WRITTEN TASK ▸
Your task is to write out the complete listing exactly as it is shown.

MATERIALS PROVIDED ▸

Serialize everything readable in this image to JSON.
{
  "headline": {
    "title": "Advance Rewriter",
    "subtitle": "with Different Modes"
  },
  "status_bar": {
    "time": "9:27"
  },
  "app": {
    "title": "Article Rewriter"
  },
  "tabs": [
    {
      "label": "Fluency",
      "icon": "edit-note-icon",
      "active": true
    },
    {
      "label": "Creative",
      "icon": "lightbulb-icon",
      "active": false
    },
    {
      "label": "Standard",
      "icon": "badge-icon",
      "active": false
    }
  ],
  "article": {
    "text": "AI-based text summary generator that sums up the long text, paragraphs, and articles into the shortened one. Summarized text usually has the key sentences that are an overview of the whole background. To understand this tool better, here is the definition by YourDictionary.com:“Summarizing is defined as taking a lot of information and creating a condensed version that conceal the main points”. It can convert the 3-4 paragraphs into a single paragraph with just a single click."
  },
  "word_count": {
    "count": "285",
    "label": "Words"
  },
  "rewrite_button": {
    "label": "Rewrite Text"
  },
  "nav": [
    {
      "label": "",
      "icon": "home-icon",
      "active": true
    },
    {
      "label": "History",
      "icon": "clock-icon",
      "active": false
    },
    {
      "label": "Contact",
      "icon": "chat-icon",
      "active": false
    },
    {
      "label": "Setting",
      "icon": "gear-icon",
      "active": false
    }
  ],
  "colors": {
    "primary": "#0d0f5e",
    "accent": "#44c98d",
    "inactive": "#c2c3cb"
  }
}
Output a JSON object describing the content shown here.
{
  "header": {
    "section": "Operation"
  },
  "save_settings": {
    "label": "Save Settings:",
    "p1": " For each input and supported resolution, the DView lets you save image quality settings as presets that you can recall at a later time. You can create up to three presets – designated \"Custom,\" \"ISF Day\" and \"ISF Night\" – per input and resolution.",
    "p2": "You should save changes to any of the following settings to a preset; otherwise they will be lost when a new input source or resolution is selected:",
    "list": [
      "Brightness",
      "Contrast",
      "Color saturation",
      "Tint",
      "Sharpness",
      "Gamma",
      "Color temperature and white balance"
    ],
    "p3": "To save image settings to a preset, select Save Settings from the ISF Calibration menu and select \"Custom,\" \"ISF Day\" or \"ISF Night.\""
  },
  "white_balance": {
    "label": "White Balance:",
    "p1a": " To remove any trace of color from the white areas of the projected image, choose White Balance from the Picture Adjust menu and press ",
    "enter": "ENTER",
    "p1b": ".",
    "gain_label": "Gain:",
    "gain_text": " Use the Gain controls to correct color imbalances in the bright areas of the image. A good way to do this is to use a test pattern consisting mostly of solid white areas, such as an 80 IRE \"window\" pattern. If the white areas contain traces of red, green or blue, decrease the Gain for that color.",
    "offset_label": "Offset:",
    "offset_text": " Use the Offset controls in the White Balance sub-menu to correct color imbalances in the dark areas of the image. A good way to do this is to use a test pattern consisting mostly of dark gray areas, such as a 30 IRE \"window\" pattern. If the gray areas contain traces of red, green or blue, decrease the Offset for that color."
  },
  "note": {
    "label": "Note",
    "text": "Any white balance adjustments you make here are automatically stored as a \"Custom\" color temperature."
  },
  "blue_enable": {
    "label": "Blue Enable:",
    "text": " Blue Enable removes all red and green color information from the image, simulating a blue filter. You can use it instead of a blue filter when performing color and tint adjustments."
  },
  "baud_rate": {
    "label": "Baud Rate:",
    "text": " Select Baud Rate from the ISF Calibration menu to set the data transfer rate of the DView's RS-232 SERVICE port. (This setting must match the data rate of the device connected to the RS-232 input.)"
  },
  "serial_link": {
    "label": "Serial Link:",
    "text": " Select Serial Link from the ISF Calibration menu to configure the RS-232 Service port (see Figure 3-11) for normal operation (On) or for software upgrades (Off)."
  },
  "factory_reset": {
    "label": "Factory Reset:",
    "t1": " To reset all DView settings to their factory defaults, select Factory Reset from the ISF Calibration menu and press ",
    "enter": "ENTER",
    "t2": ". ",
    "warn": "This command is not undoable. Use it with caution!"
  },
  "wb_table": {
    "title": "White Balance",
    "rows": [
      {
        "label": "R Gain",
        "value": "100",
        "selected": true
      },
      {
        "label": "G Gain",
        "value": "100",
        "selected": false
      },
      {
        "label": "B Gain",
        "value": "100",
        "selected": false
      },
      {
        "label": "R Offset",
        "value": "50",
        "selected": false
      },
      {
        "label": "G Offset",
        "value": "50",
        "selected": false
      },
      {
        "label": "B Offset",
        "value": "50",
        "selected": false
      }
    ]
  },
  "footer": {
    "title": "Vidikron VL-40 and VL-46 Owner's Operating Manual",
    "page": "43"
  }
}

THE REPLY ▸
Serialize everything readable in this image to JSON.
{
  "headline": {
    "title": "Advance Rewriter",
    "subtitle": "with Different Modes"
  },
  "status_bar": {
    "time": "9:27"
  },
  "app": {
    "title": "Article Rewriter"
  },
  "tabs": [
    {
      "label": "Fluency",
      "icon": "edit-note-icon",
      "active": true
    },
    {
      "label": "Creative",
      "icon": "lightbulb-icon",
      "active": false
    },
    {
      "label": "Standard",
      "icon": "badge-icon",
      "active": false
    }
  ],
  "article": {
    "text": "AI-based text summary generator that sums up the long text, paragraphs, and articles into the shortened one. Summarized text usually has the key sentences that are an overview of the whole background. To understand this tool better, here is the definition by YourDictionary.com:“Summarizing is defined as taking a lot of information and creating a condensed version that conceal the main points”. It can convert the 3-4 paragraphs into a single paragraph with just a single click."
  },
  "word_count": {
    "count": "285",
    "label": "Words"
  },
  "rewrite_button": {
    "label": "Rewrite Text"
  },
  "nav": [
    {
      "label": "",
      "icon": "home-icon",
      "active": true
    },
    {
      "label": "History",
      "icon": "clock-icon",
      "active": false
    },
    {
      "label": "Contact",
      "icon": "chat-icon",
      "active": false
    },
    {
      "label": "Setting",
      "icon": "gear-icon",
      "active": false
    }
  ],
  "colors": {
    "primary": "#0d0f5e",
    "accent": "#44c98d",
    "inactive": "#c2c3cb"
  }
}
Output a JSON object describing the content shown here.
{
  "header": {
    "section": "Operation"
  },
  "save_settings": {
    "label": "Save Settings:",
    "p1": " For each input and supported resolution, the DView lets you save image quality settings as presets that you can recall at a later time. You can create up to three presets – designated \"Custom,\" \"ISF Day\" and \"ISF Night\" – per input and resolution.",
    "p2": "You should save changes to any of the following settings to a preset; otherwise they will be lost when a new input source or resolution is selected:",
    "list": [
      "Brightness",
      "Contrast",
      "Color saturation",
      "Tint",
      "Sharpness",
      "Gamma",
      "Color temperature and white balance"
    ],
    "p3": "To save image settings to a preset, select Save Settings from the ISF Calibration menu and select \"Custom,\" \"ISF Day\" or \"ISF Night.\""
  },
  "white_balance": {
    "label": "White Balance:",
    "p1a": " To remove any trace of color from the white areas of the projected image, choose White Balance from the Picture Adjust menu and press ",
    "enter": "ENTER",
    "p1b": ".",
    "gain_label": "Gain:",
    "gain_text": " Use the Gain controls to correct color imbalances in the bright areas of the image. A good way to do this is to use a test pattern consisting mostly of solid white areas, such as an 80 IRE \"window\" pattern. If the white areas contain traces of red, green or blue, decrease the Gain for that color.",
    "offset_label": "Offset:",
    "offset_text": " Use the Offset controls in the White Balance sub-menu to correct color imbalances in the dark areas of the image. A good way to do this is to use a test pattern consisting mostly of dark gray areas, such as a 30 IRE \"window\" pattern. If the gray areas contain traces of red, green or blue, decrease the Offset for that color."
  },
  "note": {
    "label": "Note",
    "text": "Any white balance adjustments you make here are automatically stored as a \"Custom\" color temperature."
  },
  "blue_enable": {
    "label": "Blue Enable:",
    "text": " Blue Enable removes all red and green color information from the image, simulating a blue filter. You can use it instead of a blue filter when performing color and tint adjustments."
  },
  "baud_rate": {
    "label": "Baud Rate:",
    "text": " Select Baud Rate from the ISF Calibration menu to set the data transfer rate of the DView's RS-232 SERVICE port. (This setting must match the data rate of the device connected to the RS-232 input.)"
  },
  "serial_link": {
    "label": "Serial Link:",
    "text": " Select Serial Link from the ISF Calibration menu to configure the RS-232 Service port (see Figure 3-11) for normal operation (On) or for software upgrades (Off)."
  },
  "factory_reset": {
    "label": "Factory Reset:",
    "t1": " To reset all DView settings to their factory defaults, select Factory Reset from the ISF Calibration menu and press ",
    "enter": "ENTER",
    "t2": ". ",
    "warn": "This command is not undoable. Use it with caution!"
  },
  "wb_table": {
    "title": "White Balance",
    "rows": [
      {
        "label": "R Gain",
        "value": "100",
        "selected": true
      },
      {
        "label": "G Gain",
        "value": "100",
        "selected": false
      },
      {
        "label": "B Gain",
        "value": "100",
        "selected": false
      },
      {
        "label": "R Offset",
        "value": "50",
        "selected": false
      },
      {
        "label": "G Offset",
        "value": "50",
        "selected": false
      },
      {
        "label": "B Offset",
        "value": "50",
        "selected": false
      }
    ]
  },
  "footer": {
    "title": "Vidikron VL-40 and VL-46 Owner's Operating Manual",
    "page": "43"
  }
}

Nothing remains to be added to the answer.